Given entries:
○ ○ ○

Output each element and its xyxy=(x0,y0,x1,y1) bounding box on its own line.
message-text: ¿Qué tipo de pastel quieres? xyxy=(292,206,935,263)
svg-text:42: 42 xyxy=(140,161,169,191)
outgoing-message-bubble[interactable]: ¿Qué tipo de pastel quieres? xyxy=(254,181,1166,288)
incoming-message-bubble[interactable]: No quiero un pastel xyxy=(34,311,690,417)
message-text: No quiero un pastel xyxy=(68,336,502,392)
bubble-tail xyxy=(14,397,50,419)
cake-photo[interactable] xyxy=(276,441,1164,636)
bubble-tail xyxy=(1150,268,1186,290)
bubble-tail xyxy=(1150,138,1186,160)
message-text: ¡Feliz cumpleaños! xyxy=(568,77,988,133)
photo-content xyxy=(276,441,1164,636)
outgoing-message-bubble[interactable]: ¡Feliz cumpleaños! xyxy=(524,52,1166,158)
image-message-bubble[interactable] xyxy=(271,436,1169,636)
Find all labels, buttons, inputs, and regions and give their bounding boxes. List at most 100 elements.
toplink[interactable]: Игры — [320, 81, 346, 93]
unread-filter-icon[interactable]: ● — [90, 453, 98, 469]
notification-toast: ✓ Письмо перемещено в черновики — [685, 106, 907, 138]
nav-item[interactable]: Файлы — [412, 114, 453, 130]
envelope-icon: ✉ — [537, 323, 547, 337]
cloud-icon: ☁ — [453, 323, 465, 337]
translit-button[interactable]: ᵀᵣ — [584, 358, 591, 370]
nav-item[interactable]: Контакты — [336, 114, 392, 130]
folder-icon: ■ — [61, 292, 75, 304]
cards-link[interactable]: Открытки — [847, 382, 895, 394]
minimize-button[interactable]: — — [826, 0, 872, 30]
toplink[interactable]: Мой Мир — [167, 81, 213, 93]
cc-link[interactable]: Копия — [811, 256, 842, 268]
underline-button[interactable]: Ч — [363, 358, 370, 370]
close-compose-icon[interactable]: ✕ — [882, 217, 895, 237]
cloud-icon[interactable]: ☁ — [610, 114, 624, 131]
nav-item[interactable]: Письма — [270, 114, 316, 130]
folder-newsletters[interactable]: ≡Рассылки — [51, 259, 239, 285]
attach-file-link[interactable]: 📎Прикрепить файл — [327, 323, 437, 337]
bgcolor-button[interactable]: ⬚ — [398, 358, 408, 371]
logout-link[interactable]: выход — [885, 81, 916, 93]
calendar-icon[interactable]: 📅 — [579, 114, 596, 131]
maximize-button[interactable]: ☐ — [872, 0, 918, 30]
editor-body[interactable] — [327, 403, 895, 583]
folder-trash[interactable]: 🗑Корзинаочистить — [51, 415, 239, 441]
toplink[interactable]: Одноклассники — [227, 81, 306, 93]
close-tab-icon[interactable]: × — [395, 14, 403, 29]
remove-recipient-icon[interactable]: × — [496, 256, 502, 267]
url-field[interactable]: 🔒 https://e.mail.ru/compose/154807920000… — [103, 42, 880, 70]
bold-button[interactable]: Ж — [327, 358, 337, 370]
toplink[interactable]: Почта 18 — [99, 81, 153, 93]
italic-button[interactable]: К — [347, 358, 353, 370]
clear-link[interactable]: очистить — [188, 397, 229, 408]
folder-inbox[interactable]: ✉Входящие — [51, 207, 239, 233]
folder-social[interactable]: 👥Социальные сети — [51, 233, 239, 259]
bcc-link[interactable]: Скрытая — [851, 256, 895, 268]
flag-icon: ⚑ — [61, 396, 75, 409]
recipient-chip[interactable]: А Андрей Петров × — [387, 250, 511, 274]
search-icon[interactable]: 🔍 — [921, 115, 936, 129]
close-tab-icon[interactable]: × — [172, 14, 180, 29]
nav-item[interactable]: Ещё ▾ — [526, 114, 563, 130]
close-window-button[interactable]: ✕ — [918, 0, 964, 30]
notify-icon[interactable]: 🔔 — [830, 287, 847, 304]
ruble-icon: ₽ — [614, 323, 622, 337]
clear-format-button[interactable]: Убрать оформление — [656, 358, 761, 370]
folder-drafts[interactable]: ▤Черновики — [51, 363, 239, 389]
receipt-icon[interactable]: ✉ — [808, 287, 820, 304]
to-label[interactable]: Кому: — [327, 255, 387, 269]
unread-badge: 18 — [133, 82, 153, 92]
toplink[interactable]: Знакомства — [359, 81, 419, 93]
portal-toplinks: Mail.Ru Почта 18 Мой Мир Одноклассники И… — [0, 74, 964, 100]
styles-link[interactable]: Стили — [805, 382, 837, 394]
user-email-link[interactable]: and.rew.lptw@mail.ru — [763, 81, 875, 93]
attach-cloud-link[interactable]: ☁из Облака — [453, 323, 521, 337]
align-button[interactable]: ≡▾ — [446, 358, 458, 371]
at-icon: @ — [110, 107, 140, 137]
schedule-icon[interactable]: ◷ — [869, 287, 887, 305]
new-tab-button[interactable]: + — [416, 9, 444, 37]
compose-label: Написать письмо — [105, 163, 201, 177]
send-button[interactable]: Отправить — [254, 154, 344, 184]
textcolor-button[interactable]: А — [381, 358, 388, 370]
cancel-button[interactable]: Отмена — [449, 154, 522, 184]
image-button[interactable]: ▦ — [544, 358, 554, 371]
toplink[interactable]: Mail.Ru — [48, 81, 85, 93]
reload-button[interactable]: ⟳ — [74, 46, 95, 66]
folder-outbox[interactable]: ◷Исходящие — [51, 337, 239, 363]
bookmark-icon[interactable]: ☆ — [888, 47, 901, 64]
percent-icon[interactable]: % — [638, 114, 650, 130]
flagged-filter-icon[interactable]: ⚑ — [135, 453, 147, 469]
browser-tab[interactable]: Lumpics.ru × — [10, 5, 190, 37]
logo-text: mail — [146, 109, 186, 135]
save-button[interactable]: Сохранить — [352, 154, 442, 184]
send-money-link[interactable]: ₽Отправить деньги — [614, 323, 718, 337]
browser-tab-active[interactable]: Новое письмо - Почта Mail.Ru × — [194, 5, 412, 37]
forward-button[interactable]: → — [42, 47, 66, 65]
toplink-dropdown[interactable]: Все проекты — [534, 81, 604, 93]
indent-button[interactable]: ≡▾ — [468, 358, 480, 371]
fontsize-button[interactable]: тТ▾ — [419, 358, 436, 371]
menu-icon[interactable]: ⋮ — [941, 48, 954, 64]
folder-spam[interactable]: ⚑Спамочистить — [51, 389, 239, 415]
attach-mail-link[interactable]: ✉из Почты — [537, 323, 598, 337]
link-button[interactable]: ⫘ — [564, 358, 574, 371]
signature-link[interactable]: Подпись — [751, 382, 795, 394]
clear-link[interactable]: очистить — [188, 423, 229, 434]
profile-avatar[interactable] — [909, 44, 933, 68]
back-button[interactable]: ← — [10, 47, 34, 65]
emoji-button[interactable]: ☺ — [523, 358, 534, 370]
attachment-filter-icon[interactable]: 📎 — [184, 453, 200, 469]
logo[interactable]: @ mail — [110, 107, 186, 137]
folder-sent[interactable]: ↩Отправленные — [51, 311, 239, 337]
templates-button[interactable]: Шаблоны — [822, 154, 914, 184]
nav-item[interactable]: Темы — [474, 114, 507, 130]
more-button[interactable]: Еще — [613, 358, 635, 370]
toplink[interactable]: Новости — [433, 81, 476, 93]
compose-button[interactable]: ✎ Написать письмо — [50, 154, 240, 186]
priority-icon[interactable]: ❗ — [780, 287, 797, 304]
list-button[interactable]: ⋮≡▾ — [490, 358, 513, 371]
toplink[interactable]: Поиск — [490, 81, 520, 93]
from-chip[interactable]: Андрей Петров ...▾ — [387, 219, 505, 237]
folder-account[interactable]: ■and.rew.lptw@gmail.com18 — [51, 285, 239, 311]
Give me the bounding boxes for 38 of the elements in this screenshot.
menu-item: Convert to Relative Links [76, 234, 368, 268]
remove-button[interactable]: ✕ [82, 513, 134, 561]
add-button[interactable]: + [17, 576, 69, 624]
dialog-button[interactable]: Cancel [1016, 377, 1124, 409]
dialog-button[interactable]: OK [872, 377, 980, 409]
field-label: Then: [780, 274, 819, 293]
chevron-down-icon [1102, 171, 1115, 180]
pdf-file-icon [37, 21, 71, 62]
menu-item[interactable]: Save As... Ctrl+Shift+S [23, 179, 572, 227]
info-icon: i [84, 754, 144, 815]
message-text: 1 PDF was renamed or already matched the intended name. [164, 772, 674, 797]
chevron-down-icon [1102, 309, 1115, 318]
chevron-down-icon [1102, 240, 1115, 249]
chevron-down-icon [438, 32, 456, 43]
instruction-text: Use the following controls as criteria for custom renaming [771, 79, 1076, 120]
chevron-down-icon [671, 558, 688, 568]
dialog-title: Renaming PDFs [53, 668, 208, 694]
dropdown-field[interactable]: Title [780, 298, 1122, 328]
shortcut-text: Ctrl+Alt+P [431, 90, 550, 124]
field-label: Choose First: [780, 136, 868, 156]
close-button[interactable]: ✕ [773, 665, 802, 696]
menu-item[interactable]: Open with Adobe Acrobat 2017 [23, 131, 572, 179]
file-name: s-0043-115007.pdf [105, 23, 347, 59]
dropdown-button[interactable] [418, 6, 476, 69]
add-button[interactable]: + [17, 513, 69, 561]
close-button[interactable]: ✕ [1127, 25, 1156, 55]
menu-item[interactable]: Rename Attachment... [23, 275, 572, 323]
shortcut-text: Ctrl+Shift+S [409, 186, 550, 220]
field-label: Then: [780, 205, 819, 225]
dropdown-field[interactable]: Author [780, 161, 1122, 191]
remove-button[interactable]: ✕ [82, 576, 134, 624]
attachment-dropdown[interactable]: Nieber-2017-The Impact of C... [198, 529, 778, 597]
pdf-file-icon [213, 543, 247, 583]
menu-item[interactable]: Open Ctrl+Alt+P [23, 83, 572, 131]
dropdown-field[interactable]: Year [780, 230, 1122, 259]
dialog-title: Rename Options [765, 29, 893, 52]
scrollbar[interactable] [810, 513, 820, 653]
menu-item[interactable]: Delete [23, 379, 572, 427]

○ ○ ○

Pull out each line above that contains the string "Андрей", treating uppercase and lowercase as different.

Answer:
recipient-chip[interactable]: А Андрей Петров × — [387, 250, 511, 274]
from-chip[interactable]: Андрей Петров ...▾ — [387, 219, 505, 237]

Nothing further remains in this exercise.